## WHAT YOU NEED TO DO
Nothing should differ between your answer and the records below.

## DATA FOR PROCESSING
++++

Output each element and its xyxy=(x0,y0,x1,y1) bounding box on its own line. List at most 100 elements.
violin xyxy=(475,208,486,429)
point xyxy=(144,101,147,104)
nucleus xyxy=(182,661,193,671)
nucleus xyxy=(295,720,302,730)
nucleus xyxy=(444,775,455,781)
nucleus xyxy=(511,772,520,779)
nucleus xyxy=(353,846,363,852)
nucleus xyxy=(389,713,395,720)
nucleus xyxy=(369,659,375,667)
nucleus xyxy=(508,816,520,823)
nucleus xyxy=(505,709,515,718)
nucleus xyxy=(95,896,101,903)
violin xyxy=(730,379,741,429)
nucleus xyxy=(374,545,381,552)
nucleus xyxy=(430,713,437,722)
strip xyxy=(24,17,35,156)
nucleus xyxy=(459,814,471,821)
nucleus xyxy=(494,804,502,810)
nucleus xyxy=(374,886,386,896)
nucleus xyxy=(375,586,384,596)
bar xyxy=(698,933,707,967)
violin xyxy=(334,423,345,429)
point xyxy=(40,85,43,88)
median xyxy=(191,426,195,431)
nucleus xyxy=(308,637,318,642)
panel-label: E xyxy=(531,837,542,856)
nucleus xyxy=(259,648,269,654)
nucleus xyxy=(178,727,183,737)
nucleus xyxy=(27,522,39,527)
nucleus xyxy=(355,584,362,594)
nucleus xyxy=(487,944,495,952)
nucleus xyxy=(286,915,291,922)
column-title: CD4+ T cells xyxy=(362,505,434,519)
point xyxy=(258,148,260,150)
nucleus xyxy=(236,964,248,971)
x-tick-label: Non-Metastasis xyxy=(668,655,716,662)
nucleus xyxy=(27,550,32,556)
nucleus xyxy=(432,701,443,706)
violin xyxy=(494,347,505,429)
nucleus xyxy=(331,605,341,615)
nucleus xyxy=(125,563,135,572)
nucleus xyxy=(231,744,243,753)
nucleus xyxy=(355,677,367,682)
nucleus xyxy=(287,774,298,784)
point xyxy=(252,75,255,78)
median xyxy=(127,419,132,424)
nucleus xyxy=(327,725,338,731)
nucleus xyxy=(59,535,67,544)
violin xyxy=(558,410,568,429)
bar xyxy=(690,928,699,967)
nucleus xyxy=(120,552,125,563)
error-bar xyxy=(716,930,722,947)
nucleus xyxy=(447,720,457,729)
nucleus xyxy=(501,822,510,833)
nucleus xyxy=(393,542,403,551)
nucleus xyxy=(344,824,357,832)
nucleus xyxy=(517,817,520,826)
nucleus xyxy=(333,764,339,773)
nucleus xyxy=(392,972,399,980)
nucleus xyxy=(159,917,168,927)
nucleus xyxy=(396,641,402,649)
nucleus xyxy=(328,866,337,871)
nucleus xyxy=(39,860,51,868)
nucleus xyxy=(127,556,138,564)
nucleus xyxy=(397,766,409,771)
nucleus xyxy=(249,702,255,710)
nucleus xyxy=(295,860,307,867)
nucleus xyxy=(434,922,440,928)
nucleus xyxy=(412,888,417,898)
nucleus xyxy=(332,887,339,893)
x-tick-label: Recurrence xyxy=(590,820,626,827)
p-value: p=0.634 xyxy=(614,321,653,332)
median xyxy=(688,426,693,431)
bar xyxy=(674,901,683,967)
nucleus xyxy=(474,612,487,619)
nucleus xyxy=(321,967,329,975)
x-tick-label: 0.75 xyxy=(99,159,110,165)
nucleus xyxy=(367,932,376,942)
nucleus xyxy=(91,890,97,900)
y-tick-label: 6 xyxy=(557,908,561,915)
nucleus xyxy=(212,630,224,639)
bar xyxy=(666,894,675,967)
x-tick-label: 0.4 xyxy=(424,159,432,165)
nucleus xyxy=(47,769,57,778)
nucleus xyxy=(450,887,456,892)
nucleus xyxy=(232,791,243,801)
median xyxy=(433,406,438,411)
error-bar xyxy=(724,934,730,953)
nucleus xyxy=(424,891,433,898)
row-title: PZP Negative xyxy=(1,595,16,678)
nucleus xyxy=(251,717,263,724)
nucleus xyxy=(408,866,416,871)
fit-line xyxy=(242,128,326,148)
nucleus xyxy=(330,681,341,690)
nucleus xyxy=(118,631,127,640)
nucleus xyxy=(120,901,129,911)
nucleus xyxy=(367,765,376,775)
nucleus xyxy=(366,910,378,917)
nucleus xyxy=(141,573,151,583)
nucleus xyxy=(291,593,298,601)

++++

## SOLUTION TO THIS PROBLEM
Output each element and its xyxy=(x0,y0,x1,y1) bounding box on its own line. List at most 100 elements.
violin xyxy=(475,208,486,429)
point xyxy=(144,101,147,104)
nucleus xyxy=(182,661,193,671)
nucleus xyxy=(295,720,302,730)
nucleus xyxy=(444,775,455,781)
nucleus xyxy=(511,772,520,779)
nucleus xyxy=(353,846,363,852)
nucleus xyxy=(389,713,395,720)
nucleus xyxy=(369,659,375,667)
nucleus xyxy=(508,816,520,823)
nucleus xyxy=(505,709,515,718)
nucleus xyxy=(95,896,101,903)
violin xyxy=(730,379,741,429)
nucleus xyxy=(374,545,381,552)
nucleus xyxy=(430,713,437,722)
strip xyxy=(24,17,35,156)
nucleus xyxy=(459,814,471,821)
nucleus xyxy=(494,804,502,810)
nucleus xyxy=(374,886,386,896)
nucleus xyxy=(375,586,384,596)
bar xyxy=(698,933,707,967)
violin xyxy=(334,423,345,429)
point xyxy=(40,85,43,88)
median xyxy=(191,426,195,431)
nucleus xyxy=(308,637,318,642)
panel-label: E xyxy=(531,837,542,856)
nucleus xyxy=(259,648,269,654)
nucleus xyxy=(178,727,183,737)
nucleus xyxy=(27,522,39,527)
nucleus xyxy=(355,584,362,594)
nucleus xyxy=(487,944,495,952)
nucleus xyxy=(286,915,291,922)
column-title: CD4+ T cells xyxy=(362,505,434,519)
point xyxy=(258,148,260,150)
nucleus xyxy=(236,964,248,971)
x-tick-label: Non-Metastasis xyxy=(668,655,716,662)
nucleus xyxy=(27,550,32,556)
nucleus xyxy=(432,701,443,706)
violin xyxy=(494,347,505,429)
nucleus xyxy=(331,605,341,615)
nucleus xyxy=(125,563,135,572)
nucleus xyxy=(231,744,243,753)
nucleus xyxy=(355,677,367,682)
nucleus xyxy=(287,774,298,784)
point xyxy=(252,75,255,78)
median xyxy=(127,419,132,424)
nucleus xyxy=(327,725,338,731)
nucleus xyxy=(59,535,67,544)
violin xyxy=(558,410,568,429)
bar xyxy=(690,928,699,967)
nucleus xyxy=(120,552,125,563)
error-bar xyxy=(716,930,722,947)
nucleus xyxy=(447,720,457,729)
nucleus xyxy=(501,822,510,833)
nucleus xyxy=(393,542,403,551)
nucleus xyxy=(344,824,357,832)
nucleus xyxy=(517,817,520,826)
nucleus xyxy=(333,764,339,773)
nucleus xyxy=(392,972,399,980)
nucleus xyxy=(159,917,168,927)
nucleus xyxy=(396,641,402,649)
nucleus xyxy=(328,866,337,871)
nucleus xyxy=(39,860,51,868)
nucleus xyxy=(127,556,138,564)
nucleus xyxy=(397,766,409,771)
nucleus xyxy=(249,702,255,710)
nucleus xyxy=(295,860,307,867)
nucleus xyxy=(434,922,440,928)
nucleus xyxy=(412,888,417,898)
nucleus xyxy=(332,887,339,893)
x-tick-label: Recurrence xyxy=(590,820,626,827)
p-value: p=0.634 xyxy=(614,321,653,332)
median xyxy=(688,426,693,431)
bar xyxy=(674,901,683,967)
nucleus xyxy=(474,612,487,619)
nucleus xyxy=(321,967,329,975)
x-tick-label: 0.75 xyxy=(99,159,110,165)
nucleus xyxy=(367,932,376,942)
nucleus xyxy=(91,890,97,900)
y-tick-label: 6 xyxy=(557,908,561,915)
nucleus xyxy=(212,630,224,639)
bar xyxy=(666,894,675,967)
x-tick-label: 0.4 xyxy=(424,159,432,165)
nucleus xyxy=(47,769,57,778)
nucleus xyxy=(450,887,456,892)
nucleus xyxy=(232,791,243,801)
median xyxy=(433,406,438,411)
error-bar xyxy=(724,934,730,953)
nucleus xyxy=(424,891,433,898)
row-title: PZP Negative xyxy=(1,595,16,678)
nucleus xyxy=(251,717,263,724)
nucleus xyxy=(408,866,416,871)
fit-line xyxy=(242,128,326,148)
nucleus xyxy=(330,681,341,690)
nucleus xyxy=(118,631,127,640)
nucleus xyxy=(120,901,129,911)
nucleus xyxy=(367,765,376,775)
nucleus xyxy=(366,910,378,917)
nucleus xyxy=(141,573,151,583)
nucleus xyxy=(291,593,298,601)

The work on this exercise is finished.